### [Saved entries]

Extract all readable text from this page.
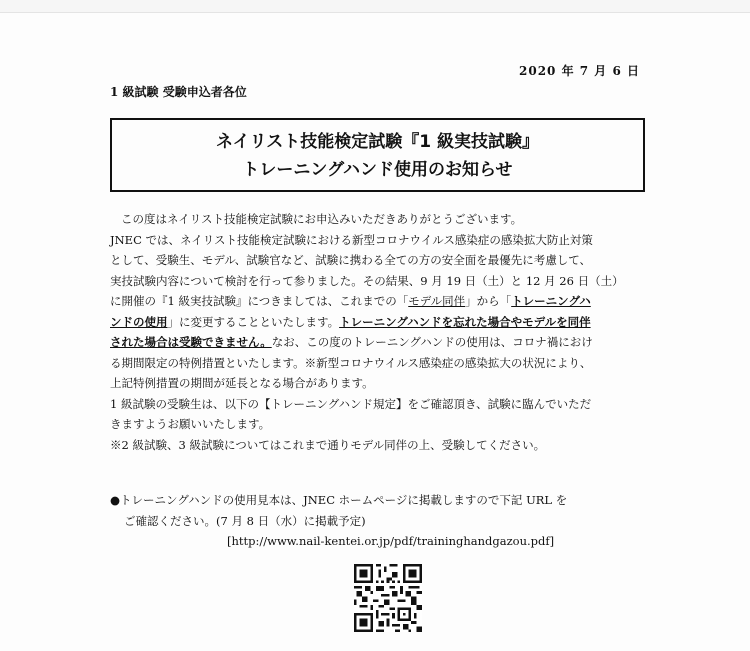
2020 年 7 月 6 日
1 級試験 受験申込者各位
ネイリスト技能検定試験『1 級実技試験』
トレーニングハンド使用のお知らせ

この度はネイリスト技能検定試験にお申込みいただきありがとうございます。

JNEC では、ネイリスト技能検定試験における新型コロナウイルス感染症の感染拡大防止対策

として、受験生、モデル、試験官など、試験に携わる全ての方の安全面を最優先に考慮して、

実技試験内容について検討を行って参りました。その結果、9 月 19 日（土）と 12 月 26 日（土）

に開催の『1 級実技試験』につきましては、これまでの「モデル同伴」から「トレーニングハ

ンドの使用」に変更することといたします。トレーニングハンドを忘れた場合やモデルを同伴

された場合は受験できません。なお、この度のトレーニングハンドの使用は、コロナ禍におけ

る期間限定の特例措置といたします。※新型コロナウイルス感染症の感染拡大の状況により、

上記特例措置の期間が延長となる場合があります。

1 級試験の受験生は、以下の【トレーニングハンド規定】をご確認頂き、試験に臨んでいただ

きますようお願いいたします。

※2 級試験、3 級試験についてはこれまで通りモデル同伴の上、受験してください。

●トレーニングハンドの使用見本は、JNEC ホームページに掲載しますので下記 URL を

ご確認ください。(7 月 8 日（水）に掲載予定)

[http://www.nail-kentei.or.jp/pdf/traininghandgazou.pdf]
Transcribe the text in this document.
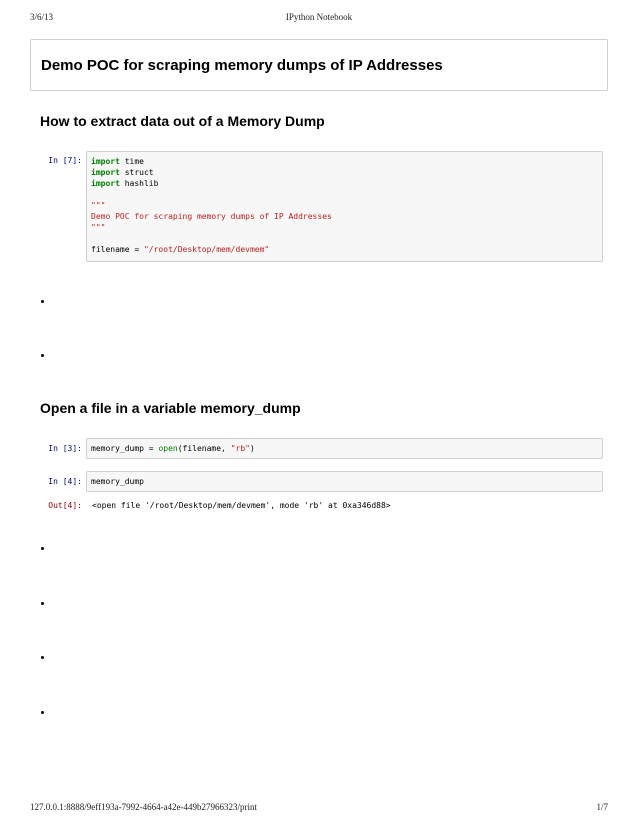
3/6/13	IPython Notebook
Demo POC for scraping memory dumps of IP Addresses
How to extract data out of a Memory Dump
In [7]: import time
import struct
import hashlib
"""
Demo POC for scraping memory dumps of IP Addresses
"""
filename = "/root/Desktop/mem/devmem"
Open a file in a variable memory_dump
In [3]: memory_dump = open(filename, "rb")
In [4]: memory_dump
Out[4]: <open file '/root/Desktop/mem/devmem', mode 'rb' at 0xa346d88>
127.0.0.1:8888/9eff193a-7992-4664-a42e-449b27966323/print	1/7
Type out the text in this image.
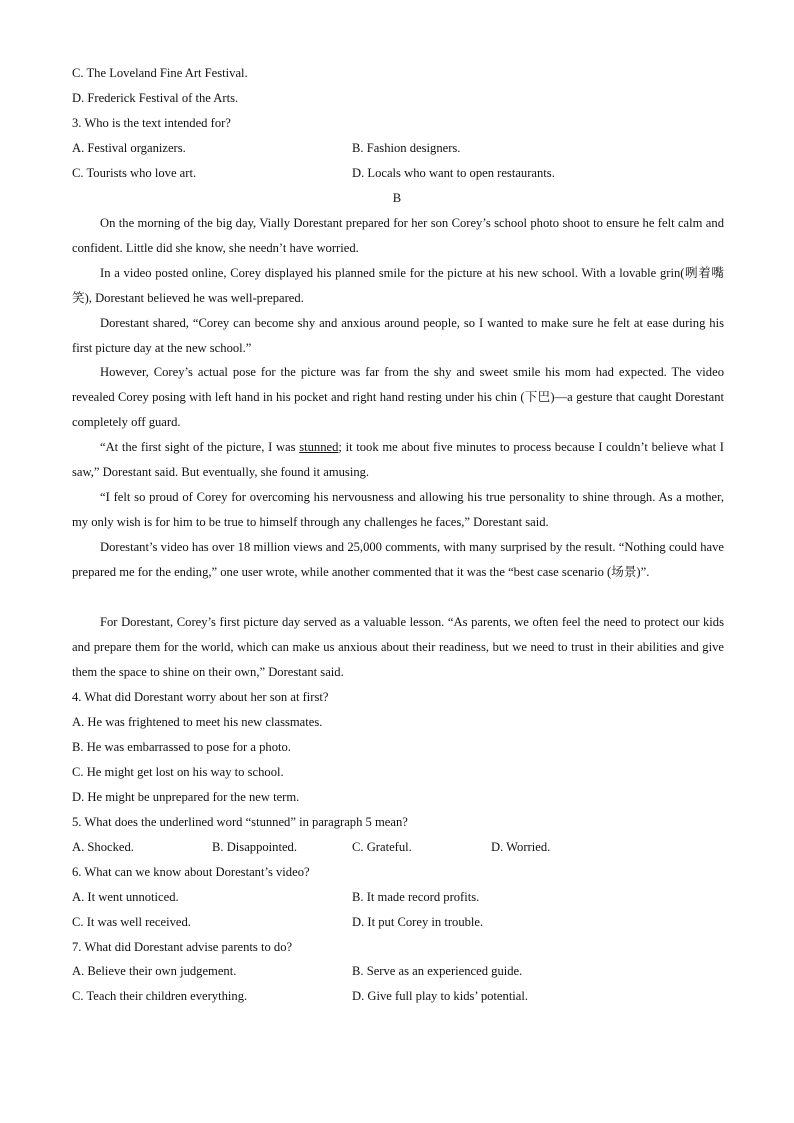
C. The Loveland Fine Art Festival.
D. Frederick Festival of the Arts.
3. Who is the text intended for?
A. Festival organizers.	B. Fashion designers.
C. Tourists who love art.	D. Locals who want to open restaurants.
B
On the morning of the big day, Vially Dorestant prepared for her son Corey’s school photo shoot to ensure he felt calm and confident. Little did she know, she needn’t have worried.
In a video posted online, Corey displayed his planned smile for the picture at his new school. With a lovable grin(咧着嘴笑), Dorestant believed he was well-prepared.
Dorestant shared, “Corey can become shy and anxious around people, so I wanted to make sure he felt at ease during his first picture day at the new school.”
However, Corey’s actual pose for the picture was far from the shy and sweet smile his mom had expected. The video revealed Corey posing with left hand in his pocket and right hand resting under his chin (下巴)—a gesture that caught Dorestant completely off guard.
“At the first sight of the picture, I was stunned; it took me about five minutes to process because I couldn’t believe what I saw,” Dorestant said. But eventually, she found it amusing.
“I felt so proud of Corey for overcoming his nervousness and allowing his true personality to shine through. As a mother, my only wish is for him to be true to himself through any challenges he faces,” Dorestant said.
Dorestant’s video has over 18 million views and 25,000 comments, with many surprised by the result. “Nothing could have prepared me for the ending,” one user wrote, while another commented that it was the “best case scenario (场景)”.
For Dorestant, Corey’s first picture day served as a valuable lesson. “As parents, we often feel the need to protect our kids and prepare them for the world, which can make us anxious about their readiness, but we need to trust in their abilities and give them the space to shine on their own,” Dorestant said.
4. What did Dorestant worry about her son at first?
A. He was frightened to meet his new classmates.
B. He was embarrassed to pose for a photo.
C. He might get lost on his way to school.
D. He might be unprepared for the new term.
5. What does the underlined word “stunned” in paragraph 5 mean?
A. Shocked.	B. Disappointed.	C. Grateful.	D. Worried.
6. What can we know about Dorestant’s video?
A. It went unnoticed.	B. It made record profits.
C. It was well received.	D. It put Corey in trouble.
7. What did Dorestant advise parents to do?
A. Believe their own judgement.	B. Serve as an experienced guide.
C. Teach their children everything.	D. Give full play to kids’ potential.
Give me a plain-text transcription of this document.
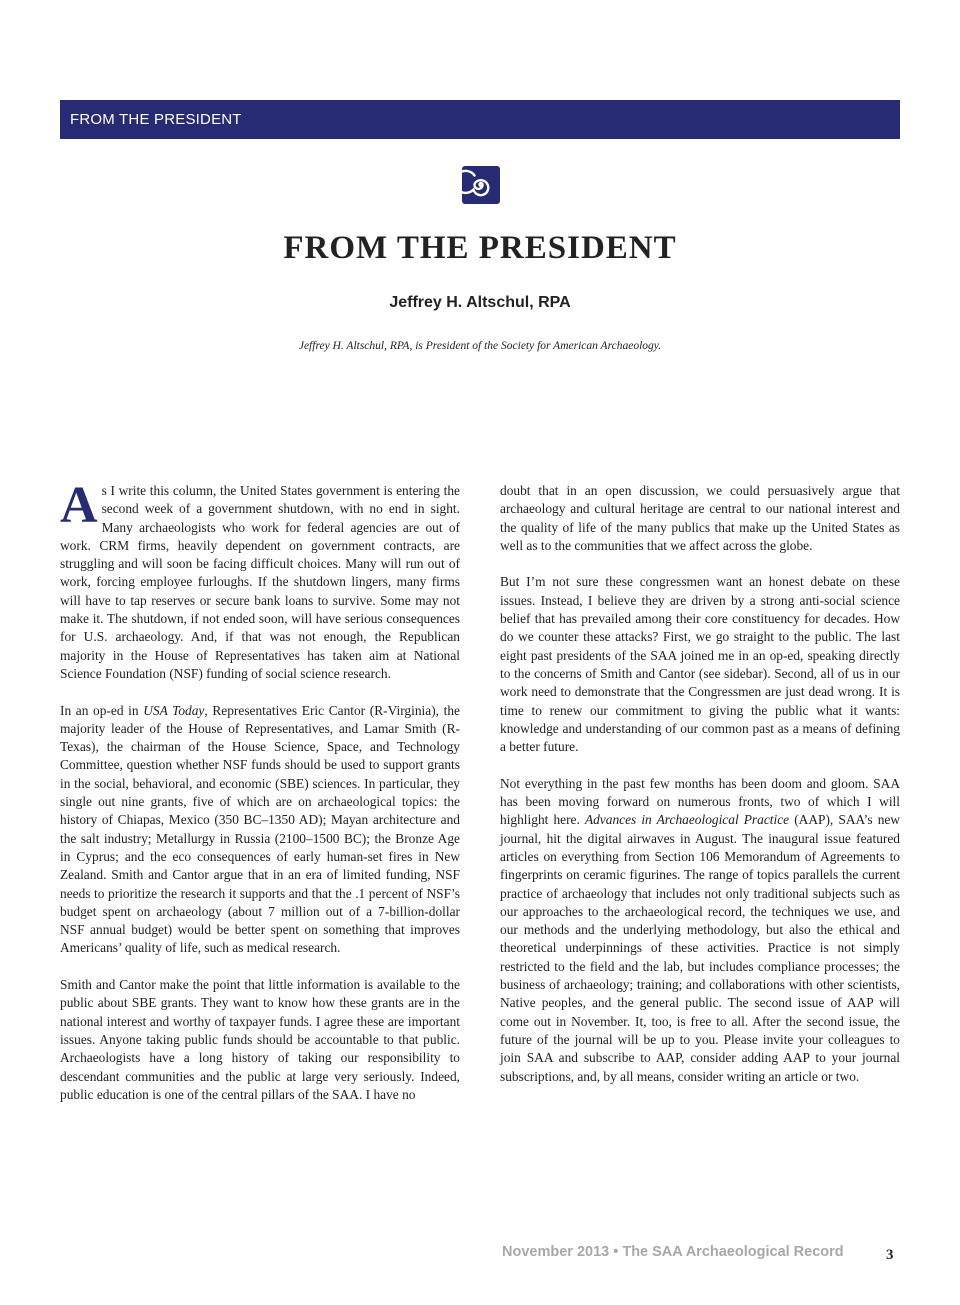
FROM THE PRESIDENT
FROM THE PRESIDENT
Jeffrey H. Altschul, RPA
Jeffrey H. Altschul, RPA, is President of the Society for American Archaeology.

As I write this column, the United States government is entering the second week of a government shutdown, with no end in sight. Many archaeologists who work for federal agencies are out of work. CRM firms, heavily dependent on government contracts, are struggling and will soon be facing difficult choices. Many will run out of work, forcing employee furloughs. If the shutdown lingers, many firms will have to tap reserves or secure bank loans to survive. Some may not make it. The shutdown, if not ended soon, will have serious consequences for U.S. archaeology. And, if that was not enough, the Republican majority in the House of Representatives has taken aim at National Science Foundation (NSF) funding of social science research.

In an op-ed in USA Today, Representatives Eric Cantor (R-Virginia), the majority leader of the House of Representatives, and Lamar Smith (R-Texas), the chairman of the House Science, Space, and Technology Committee, question whether NSF funds should be used to support grants in the social, behavioral, and economic (SBE) sciences. In particular, they single out nine grants, five of which are on archaeological topics: the history of Chiapas, Mexico (350 BC–1350 AD); Mayan architecture and the salt industry; Metallurgy in Russia (2100–1500 BC); the Bronze Age in Cyprus; and the eco consequences of early human-set fires in New Zealand. Smith and Cantor argue that in an era of limited funding, NSF needs to prioritize the research it supports and that the .1 percent of NSF’s budget spent on archaeology (about 7 million out of a 7-billion-dollar NSF annual budget) would be better spent on something that improves Americans’ quality of life, such as medical research.

Smith and Cantor make the point that little information is available to the public about SBE grants. They want to know how these grants are in the national interest and worthy of taxpayer funds. I agree these are important issues. Anyone taking public funds should be accountable to that public. Archaeologists have a long history of taking our responsibility to descendant communities and the public at large very seriously. Indeed, public education is one of the central pillars of the SAA. I have no

doubt that in an open discussion, we could persuasively argue that archaeology and cultural heritage are central to our national interest and the quality of life of the many publics that make up the United States as well as to the communities that we affect across the globe.

But I’m not sure these congressmen want an honest debate on these issues. Instead, I believe they are driven by a strong anti-social science belief that has prevailed among their core constituency for decades. How do we counter these attacks? First, we go straight to the public. The last eight past presidents of the SAA joined me in an op-ed, speaking directly to the concerns of Smith and Cantor (see sidebar). Second, all of us in our work need to demonstrate that the Congressmen are just dead wrong. It is time to renew our commitment to giving the public what it wants: knowledge and understanding of our common past as a means of defining a better future.

Not everything in the past few months has been doom and gloom. SAA has been moving forward on numerous fronts, two of which I will highlight here. Advances in Archaeological Practice (AAP), SAA’s new journal, hit the digital airwaves in August. The inaugural issue featured articles on everything from Section 106 Memorandum of Agreements to fingerprints on ceramic figurines. The range of topics parallels the current practice of archaeology that includes not only traditional subjects such as our approaches to the archaeological record, the techniques we use, and our methods and the underlying methodology, but also the ethical and theoretical underpinnings of these activities. Practice is not simply restricted to the field and the lab, but includes compliance processes; the business of archaeology; training; and collaborations with other scientists, Native peoples, and the general public. The second issue of AAP will come out in November. It, too, is free to all. After the second issue, the future of the journal will be up to you. Please invite your colleagues to join SAA and subscribe to AAP, consider adding AAP to your journal subscriptions, and, by all means, consider writing an article or two.

November 2013 • The SAA Archaeological Record	3
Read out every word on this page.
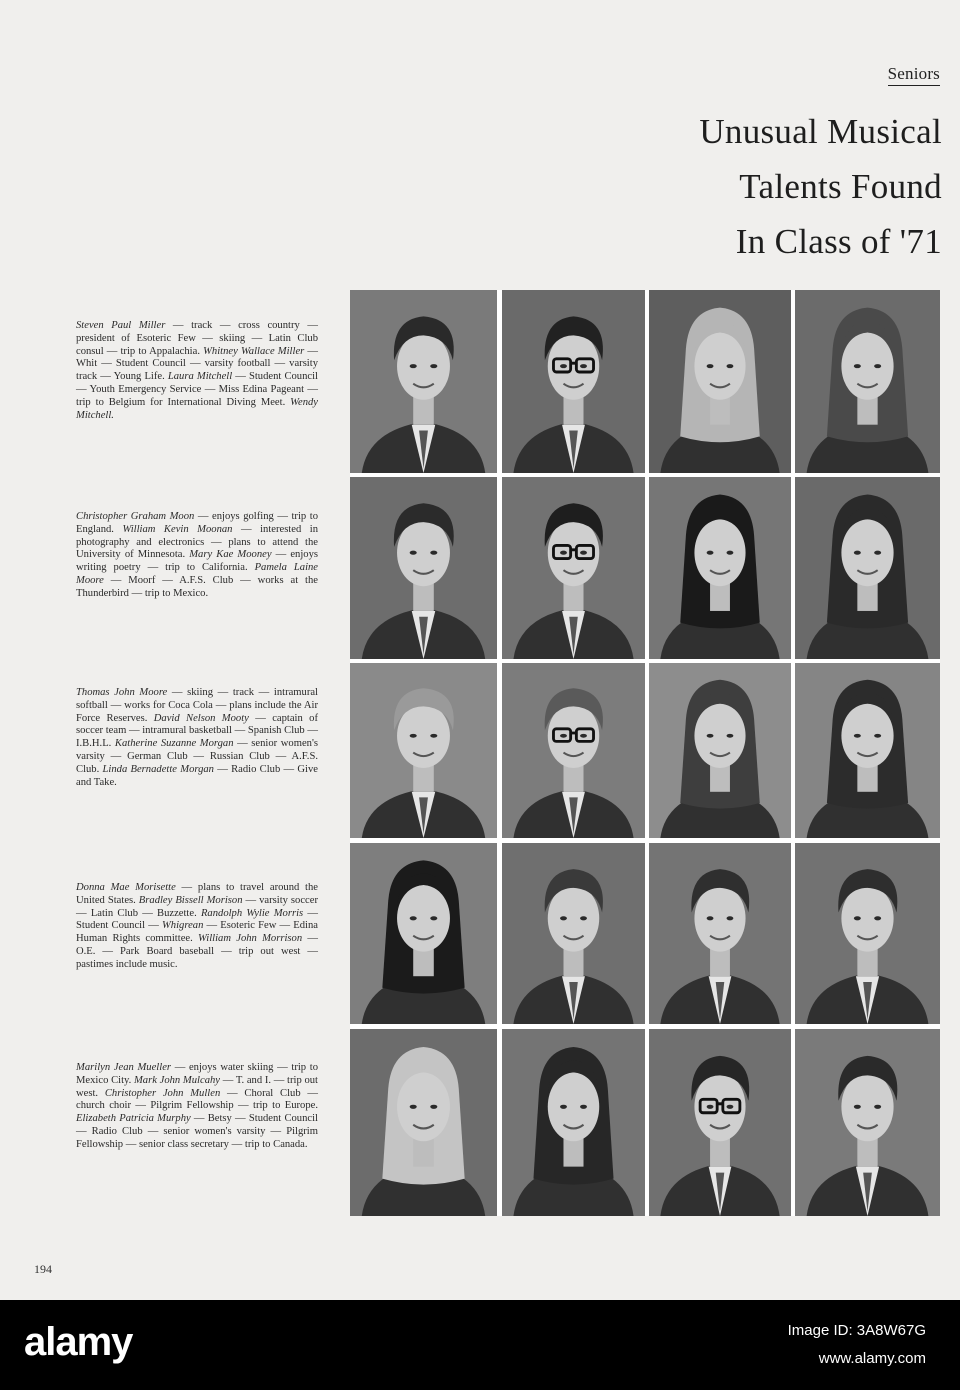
Seniors
Unusual Musical
Talents Found
In Class of '71
Steven Paul Miller — track — cross country — president of Esoteric Few — skiing — Latin Club consul — trip to Appalachia. Whitney Wallace Miller — Whit — Student Council — varsity football — varsity track — Young Life. Laura Mitchell — Student Council — Youth Emergency Service — Miss Edina Pageant — trip to Belgium for International Diving Meet. Wendy Mitchell.
Christopher Graham Moon — enjoys golfing — trip to England. William Kevin Moonan — interested in photography and electronics — plans to attend the University of Minnesota. Mary Kae Mooney — enjoys writing poetry — trip to California. Pamela Laine Moore — Moorf — A.F.S. Club — works at the Thunderbird — trip to Mexico.
Thomas John Moore — skiing — track — intramural softball — works for Coca Cola — plans include the Air Force Reserves. David Nelson Mooty — captain of soccer team — intramural basketball — Spanish Club — I.B.H.L. Katherine Suzanne Morgan — senior women's varsity — German Club — Russian Club — A.F.S. Club. Linda Bernadette Morgan — Radio Club — Give and Take.
Donna Mae Morisette — plans to travel around the United States. Bradley Bissell Morison — varsity soccer — Latin Club — Buzzette. Randolph Wylie Morris — Student Council — Whigrean — Esoteric Few — Edina Human Rights committee. William John Morrison — O.E. — Park Board baseball — trip out west — pastimes include music.
Marilyn Jean Mueller — enjoys water skiing — trip to Mexico City. Mark John Mulcahy — T. and I. — trip out west. Christopher John Mullen — Choral Club — church choir — Pilgrim Fellowship — trip to Europe. Elizabeth Patricia Murphy — Betsy — Student Council — Radio Club — senior women's varsity — Pilgrim Fellowship — senior class secretary — trip to Canada.
194
alamy	Image ID: 3A8W67G
www.alamy.com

### [PROBLEM TO SOLVE]
Find every line that has "five" in it, then return those lines.

### [SOLUTION]
“At the first sight of the picture, I was stunned; it took me about five minutes to process because I couldn’t believe what I saw,” Dorestant said. But eventually, she found it amusing.
In an op-ed in USA Today, Representatives Eric Cantor (R-Virginia), the majority leader of the House of Representatives, and Lamar Smith (R-Texas), the chairman of the House Science, Space, and Technology Committee, question whether NSF funds should be used to support grants in the social, behavioral, and economic (SBE) sciences. In particular, they single out nine grants, five of which are on archaeological topics: the history of Chiapas, Mexico (350 BC–1350 AD); Mayan architecture and the salt industry; Metallurgy in Russia (2100–1500 BC); the Bronze Age in Cyprus; and the eco consequences of early human-set fires in New Zealand. Smith and Cantor argue that in an era of limited funding, NSF needs to prioritize the research it supports and that the .1 percent of NSF’s budget spent on archaeology (about 7 million out of a 7-billion-dollar NSF annual budget) would be better spent on something that improves Americans’ quality of life, such as medical research.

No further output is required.